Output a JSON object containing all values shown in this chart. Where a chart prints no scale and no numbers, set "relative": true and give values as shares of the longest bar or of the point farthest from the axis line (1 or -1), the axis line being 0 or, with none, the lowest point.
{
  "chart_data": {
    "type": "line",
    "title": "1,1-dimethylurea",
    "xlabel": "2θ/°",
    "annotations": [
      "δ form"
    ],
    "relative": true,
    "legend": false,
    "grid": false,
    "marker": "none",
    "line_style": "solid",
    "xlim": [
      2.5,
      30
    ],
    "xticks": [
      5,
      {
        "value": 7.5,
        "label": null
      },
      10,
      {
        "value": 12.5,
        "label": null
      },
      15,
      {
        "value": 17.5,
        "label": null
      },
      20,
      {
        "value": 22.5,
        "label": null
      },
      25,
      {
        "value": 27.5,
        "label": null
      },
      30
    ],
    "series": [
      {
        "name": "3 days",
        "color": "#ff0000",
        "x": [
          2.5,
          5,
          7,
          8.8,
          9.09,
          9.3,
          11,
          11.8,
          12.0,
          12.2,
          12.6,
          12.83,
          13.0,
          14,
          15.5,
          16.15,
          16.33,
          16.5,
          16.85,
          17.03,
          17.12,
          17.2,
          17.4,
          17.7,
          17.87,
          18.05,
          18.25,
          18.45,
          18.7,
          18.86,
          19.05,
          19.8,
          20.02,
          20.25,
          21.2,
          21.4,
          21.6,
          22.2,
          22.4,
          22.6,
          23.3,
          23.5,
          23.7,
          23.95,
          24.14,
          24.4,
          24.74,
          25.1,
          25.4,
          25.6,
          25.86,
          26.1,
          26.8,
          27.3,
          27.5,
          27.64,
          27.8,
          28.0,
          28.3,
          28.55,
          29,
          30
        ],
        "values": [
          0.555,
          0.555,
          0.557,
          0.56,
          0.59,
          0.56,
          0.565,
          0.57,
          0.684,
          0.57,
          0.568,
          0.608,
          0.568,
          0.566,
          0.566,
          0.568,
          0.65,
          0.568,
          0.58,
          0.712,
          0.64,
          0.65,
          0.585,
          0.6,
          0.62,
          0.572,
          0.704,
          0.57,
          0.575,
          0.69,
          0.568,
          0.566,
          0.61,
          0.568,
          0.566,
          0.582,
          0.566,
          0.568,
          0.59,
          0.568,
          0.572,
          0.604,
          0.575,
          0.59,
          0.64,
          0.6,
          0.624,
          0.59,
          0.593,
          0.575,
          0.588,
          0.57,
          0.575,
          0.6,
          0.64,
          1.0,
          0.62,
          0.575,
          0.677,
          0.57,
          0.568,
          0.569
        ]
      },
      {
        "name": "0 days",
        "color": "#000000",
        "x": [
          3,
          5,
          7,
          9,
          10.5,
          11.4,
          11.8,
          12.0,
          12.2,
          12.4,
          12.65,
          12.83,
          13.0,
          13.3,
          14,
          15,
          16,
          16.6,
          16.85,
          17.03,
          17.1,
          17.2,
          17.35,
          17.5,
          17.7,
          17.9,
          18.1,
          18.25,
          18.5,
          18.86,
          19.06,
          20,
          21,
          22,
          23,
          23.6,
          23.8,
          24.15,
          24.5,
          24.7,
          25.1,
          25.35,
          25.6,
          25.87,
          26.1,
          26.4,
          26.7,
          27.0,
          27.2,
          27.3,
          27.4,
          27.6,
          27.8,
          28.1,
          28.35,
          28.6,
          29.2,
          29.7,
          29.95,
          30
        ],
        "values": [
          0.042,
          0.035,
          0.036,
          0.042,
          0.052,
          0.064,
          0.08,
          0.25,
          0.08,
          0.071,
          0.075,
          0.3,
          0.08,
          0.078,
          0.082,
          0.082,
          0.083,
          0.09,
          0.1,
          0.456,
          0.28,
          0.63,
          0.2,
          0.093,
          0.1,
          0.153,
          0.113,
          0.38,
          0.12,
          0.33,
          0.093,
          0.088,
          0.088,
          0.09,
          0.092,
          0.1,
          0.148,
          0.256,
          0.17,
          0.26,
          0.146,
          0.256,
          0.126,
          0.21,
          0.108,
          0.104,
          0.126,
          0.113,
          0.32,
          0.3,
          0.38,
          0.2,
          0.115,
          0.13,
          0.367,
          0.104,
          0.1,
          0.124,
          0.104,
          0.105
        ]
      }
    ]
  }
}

──────

Directive =>
Write the complete data out, exactly as above.

Completed task =>
Output a JSON object containing all values shown in this chart. Where a chart prints no scale and no numbers, set "relative": true and give values as shares of the longest bar or of the point farthest from the axis line (1 or -1), the axis line being 0 or, with none, the lowest point.
{
  "chart_data": {
    "type": "line",
    "title": "1,1-dimethylurea",
    "xlabel": "2θ/°",
    "annotations": [
      "δ form"
    ],
    "relative": true,
    "legend": false,
    "grid": false,
    "marker": "none",
    "line_style": "solid",
    "xlim": [
      2.5,
      30
    ],
    "xticks": [
      5,
      {
        "value": 7.5,
        "label": null
      },
      10,
      {
        "value": 12.5,
        "label": null
      },
      15,
      {
        "value": 17.5,
        "label": null
      },
      20,
      {
        "value": 22.5,
        "label": null
      },
      25,
      {
        "value": 27.5,
        "label": null
      },
      30
    ],
    "series": [
      {
        "name": "3 days",
        "color": "#ff0000",
        "x": [
          2.5,
          5,
          7,
          8.8,
          9.09,
          9.3,
          11,
          11.8,
          12.0,
          12.2,
          12.6,
          12.83,
          13.0,
          14,
          15.5,
          16.15,
          16.33,
          16.5,
          16.85,
          17.03,
          17.12,
          17.2,
          17.4,
          17.7,
          17.87,
          18.05,
          18.25,
          18.45,
          18.7,
          18.86,
          19.05,
          19.8,
          20.02,
          20.25,
          21.2,
          21.4,
          21.6,
          22.2,
          22.4,
          22.6,
          23.3,
          23.5,
          23.7,
          23.95,
          24.14,
          24.4,
          24.74,
          25.1,
          25.4,
          25.6,
          25.86,
          26.1,
          26.8,
          27.3,
          27.5,
          27.64,
          27.8,
          28.0,
          28.3,
          28.55,
          29,
          30
        ],
        "values": [
          0.555,
          0.555,
          0.557,
          0.56,
          0.59,
          0.56,
          0.565,
          0.57,
          0.684,
          0.57,
          0.568,
          0.608,
          0.568,
          0.566,
          0.566,
          0.568,
          0.65,
          0.568,
          0.58,
          0.712,
          0.64,
          0.65,
          0.585,
          0.6,
          0.62,
          0.572,
          0.704,
          0.57,
          0.575,
          0.69,
          0.568,
          0.566,
          0.61,
          0.568,
          0.566,
          0.582,
          0.566,
          0.568,
          0.59,
          0.568,
          0.572,
          0.604,
          0.575,
          0.59,
          0.64,
          0.6,
          0.624,
          0.59,
          0.593,
          0.575,
          0.588,
          0.57,
          0.575,
          0.6,
          0.64,
          1.0,
          0.62,
          0.575,
          0.677,
          0.57,
          0.568,
          0.569
        ]
      },
      {
        "name": "0 days",
        "color": "#000000",
        "x": [
          3,
          5,
          7,
          9,
          10.5,
          11.4,
          11.8,
          12.0,
          12.2,
          12.4,
          12.65,
          12.83,
          13.0,
          13.3,
          14,
          15,
          16,
          16.6,
          16.85,
          17.03,
          17.1,
          17.2,
          17.35,
          17.5,
          17.7,
          17.9,
          18.1,
          18.25,
          18.5,
          18.86,
          19.06,
          20,
          21,
          22,
          23,
          23.6,
          23.8,
          24.15,
          24.5,
          24.7,
          25.1,
          25.35,
          25.6,
          25.87,
          26.1,
          26.4,
          26.7,
          27.0,
          27.2,
          27.3,
          27.4,
          27.6,
          27.8,
          28.1,
          28.35,
          28.6,
          29.2,
          29.7,
          29.95,
          30
        ],
        "values": [
          0.042,
          0.035,
          0.036,
          0.042,
          0.052,
          0.064,
          0.08,
          0.25,
          0.08,
          0.071,
          0.075,
          0.3,
          0.08,
          0.078,
          0.082,
          0.082,
          0.083,
          0.09,
          0.1,
          0.456,
          0.28,
          0.63,
          0.2,
          0.093,
          0.1,
          0.153,
          0.113,
          0.38,
          0.12,
          0.33,
          0.093,
          0.088,
          0.088,
          0.09,
          0.092,
          0.1,
          0.148,
          0.256,
          0.17,
          0.26,
          0.146,
          0.256,
          0.126,
          0.21,
          0.108,
          0.104,
          0.126,
          0.113,
          0.32,
          0.3,
          0.38,
          0.2,
          0.115,
          0.13,
          0.367,
          0.104,
          0.1,
          0.124,
          0.104,
          0.105
        ]
      }
    ]
  }
}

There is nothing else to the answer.